■ Extracted records
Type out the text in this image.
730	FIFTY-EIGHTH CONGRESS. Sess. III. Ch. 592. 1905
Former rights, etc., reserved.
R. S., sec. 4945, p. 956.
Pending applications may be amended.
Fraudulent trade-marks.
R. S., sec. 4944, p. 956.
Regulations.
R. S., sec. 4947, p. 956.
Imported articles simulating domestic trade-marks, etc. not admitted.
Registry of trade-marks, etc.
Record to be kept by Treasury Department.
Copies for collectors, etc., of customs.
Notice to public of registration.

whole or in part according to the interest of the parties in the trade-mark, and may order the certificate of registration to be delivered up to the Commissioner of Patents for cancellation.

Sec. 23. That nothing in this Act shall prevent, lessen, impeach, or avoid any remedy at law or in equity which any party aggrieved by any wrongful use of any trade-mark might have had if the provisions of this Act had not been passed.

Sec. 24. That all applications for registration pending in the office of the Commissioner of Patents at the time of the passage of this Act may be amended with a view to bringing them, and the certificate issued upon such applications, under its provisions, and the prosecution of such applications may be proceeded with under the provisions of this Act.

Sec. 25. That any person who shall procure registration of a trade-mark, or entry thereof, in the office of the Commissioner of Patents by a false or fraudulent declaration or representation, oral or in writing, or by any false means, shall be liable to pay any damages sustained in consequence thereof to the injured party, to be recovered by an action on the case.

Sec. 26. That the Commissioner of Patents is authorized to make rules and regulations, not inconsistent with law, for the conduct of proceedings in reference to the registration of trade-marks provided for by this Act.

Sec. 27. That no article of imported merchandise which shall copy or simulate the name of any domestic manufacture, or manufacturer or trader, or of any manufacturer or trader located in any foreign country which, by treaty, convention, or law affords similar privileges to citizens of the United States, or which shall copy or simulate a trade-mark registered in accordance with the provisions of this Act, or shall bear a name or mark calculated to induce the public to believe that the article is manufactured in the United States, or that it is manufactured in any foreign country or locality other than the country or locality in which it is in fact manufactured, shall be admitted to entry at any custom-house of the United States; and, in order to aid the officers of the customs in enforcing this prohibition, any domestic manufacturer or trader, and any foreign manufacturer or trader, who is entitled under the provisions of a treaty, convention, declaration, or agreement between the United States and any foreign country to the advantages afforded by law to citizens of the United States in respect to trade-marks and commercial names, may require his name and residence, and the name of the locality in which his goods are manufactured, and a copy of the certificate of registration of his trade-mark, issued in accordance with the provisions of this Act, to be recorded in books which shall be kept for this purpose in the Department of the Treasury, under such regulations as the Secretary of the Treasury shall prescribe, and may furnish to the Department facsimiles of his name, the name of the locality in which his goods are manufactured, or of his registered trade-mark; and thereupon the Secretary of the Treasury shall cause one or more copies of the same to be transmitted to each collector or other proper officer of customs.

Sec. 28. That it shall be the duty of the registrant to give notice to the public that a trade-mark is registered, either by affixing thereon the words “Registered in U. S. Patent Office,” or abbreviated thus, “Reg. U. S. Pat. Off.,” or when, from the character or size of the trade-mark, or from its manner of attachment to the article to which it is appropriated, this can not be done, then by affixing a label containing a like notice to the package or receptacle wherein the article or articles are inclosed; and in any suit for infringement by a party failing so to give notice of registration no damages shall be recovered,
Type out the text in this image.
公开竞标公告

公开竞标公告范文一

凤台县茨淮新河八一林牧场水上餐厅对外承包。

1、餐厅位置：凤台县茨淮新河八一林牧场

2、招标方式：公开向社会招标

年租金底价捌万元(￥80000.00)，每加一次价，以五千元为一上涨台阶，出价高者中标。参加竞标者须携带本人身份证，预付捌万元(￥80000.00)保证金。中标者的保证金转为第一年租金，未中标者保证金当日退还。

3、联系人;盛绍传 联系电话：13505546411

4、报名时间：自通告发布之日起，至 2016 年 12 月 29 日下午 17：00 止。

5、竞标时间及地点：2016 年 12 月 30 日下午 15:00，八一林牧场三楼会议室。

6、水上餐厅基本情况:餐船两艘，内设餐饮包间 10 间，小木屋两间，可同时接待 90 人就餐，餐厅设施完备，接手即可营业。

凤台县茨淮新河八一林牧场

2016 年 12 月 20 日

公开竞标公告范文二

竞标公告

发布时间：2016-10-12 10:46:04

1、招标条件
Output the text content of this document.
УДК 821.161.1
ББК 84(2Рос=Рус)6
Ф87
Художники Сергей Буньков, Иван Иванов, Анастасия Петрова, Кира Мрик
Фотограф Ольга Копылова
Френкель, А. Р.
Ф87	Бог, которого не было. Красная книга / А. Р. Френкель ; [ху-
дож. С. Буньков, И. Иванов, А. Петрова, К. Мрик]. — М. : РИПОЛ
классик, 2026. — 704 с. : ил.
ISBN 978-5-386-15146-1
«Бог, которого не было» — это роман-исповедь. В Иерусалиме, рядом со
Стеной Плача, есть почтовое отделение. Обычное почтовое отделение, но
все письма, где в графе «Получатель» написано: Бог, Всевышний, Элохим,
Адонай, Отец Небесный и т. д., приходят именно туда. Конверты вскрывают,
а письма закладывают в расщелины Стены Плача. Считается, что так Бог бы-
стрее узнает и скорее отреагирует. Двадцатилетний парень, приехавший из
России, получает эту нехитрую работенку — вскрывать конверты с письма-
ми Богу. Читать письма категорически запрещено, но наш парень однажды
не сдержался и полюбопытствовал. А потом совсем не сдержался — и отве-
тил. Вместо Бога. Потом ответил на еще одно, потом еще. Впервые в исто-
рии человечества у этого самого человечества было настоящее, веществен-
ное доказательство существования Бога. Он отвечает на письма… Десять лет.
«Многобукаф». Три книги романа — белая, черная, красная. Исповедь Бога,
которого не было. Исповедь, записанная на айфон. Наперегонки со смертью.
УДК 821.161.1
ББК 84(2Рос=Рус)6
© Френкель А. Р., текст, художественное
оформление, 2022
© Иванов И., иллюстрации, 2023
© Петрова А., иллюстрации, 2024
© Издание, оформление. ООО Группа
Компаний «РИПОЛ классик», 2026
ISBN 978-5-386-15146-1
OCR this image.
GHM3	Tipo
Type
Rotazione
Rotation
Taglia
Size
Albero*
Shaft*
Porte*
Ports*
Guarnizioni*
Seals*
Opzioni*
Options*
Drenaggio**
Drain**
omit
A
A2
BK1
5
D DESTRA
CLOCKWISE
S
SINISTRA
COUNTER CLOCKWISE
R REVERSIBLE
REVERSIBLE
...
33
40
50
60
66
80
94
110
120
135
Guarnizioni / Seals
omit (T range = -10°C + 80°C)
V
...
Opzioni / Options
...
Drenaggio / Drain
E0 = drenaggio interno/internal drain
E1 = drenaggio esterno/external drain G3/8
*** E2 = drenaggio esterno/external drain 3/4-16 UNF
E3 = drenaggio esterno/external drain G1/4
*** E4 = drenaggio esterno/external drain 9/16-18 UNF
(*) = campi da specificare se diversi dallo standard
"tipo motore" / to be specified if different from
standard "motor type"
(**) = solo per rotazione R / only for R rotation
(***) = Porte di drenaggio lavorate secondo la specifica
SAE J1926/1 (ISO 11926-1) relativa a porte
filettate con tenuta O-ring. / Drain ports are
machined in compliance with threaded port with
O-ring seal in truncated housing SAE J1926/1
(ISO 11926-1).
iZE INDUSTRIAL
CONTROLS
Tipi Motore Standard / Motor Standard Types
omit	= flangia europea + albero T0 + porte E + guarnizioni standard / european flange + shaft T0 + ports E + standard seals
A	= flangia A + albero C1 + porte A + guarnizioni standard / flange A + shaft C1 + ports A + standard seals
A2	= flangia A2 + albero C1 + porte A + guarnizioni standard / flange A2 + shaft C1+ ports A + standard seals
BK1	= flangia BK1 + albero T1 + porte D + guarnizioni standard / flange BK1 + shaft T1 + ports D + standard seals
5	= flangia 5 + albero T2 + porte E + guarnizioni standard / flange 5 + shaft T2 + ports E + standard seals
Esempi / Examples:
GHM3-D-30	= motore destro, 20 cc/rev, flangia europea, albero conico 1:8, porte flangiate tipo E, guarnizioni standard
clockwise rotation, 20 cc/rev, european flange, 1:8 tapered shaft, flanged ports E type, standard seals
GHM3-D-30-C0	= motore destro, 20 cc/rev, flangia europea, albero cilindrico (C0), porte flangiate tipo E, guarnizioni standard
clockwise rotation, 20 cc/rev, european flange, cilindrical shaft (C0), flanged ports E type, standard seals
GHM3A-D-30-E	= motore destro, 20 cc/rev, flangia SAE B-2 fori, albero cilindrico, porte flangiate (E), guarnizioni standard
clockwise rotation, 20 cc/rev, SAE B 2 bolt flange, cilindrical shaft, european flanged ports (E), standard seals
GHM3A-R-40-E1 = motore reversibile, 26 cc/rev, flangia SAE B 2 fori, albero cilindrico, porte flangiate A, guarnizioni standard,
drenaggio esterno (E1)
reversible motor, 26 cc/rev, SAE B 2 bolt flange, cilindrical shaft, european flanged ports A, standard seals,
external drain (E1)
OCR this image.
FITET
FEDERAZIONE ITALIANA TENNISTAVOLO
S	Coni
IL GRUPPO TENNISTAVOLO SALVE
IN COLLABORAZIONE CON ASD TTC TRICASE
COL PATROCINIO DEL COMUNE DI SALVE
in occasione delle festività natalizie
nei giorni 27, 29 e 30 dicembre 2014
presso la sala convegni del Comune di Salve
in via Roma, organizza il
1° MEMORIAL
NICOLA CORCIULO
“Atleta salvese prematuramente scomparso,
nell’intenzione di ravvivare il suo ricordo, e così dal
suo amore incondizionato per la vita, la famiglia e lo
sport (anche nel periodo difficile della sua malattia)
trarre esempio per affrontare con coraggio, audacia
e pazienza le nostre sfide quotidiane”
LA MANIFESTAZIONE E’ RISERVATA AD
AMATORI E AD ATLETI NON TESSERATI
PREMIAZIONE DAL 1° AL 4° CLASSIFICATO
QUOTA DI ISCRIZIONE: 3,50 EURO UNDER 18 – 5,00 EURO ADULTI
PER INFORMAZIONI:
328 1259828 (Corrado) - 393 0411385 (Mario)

■ Written task
Pull every line holding "from" out of the records.

■ Completed exercise
Sec. 28. That it shall be the duty of the registrant to give notice to the public that a trade-mark is registered, either by affixing thereon the words “Registered in U. S. Patent Office,” or abbreviated thus, “Reg. U. S. Pat. Off.,” or when, from the character or size of the trade-mark, or from its manner of attachment to the article to which it is appropriated, this can not be done, then by affixing a label containing a like notice to the package or receptacle wherein the article or articles are inclosed; and in any suit for infringement by a party failing so to give notice of registration no damages shall be recovered,
"tipo motore" / to be specified if different from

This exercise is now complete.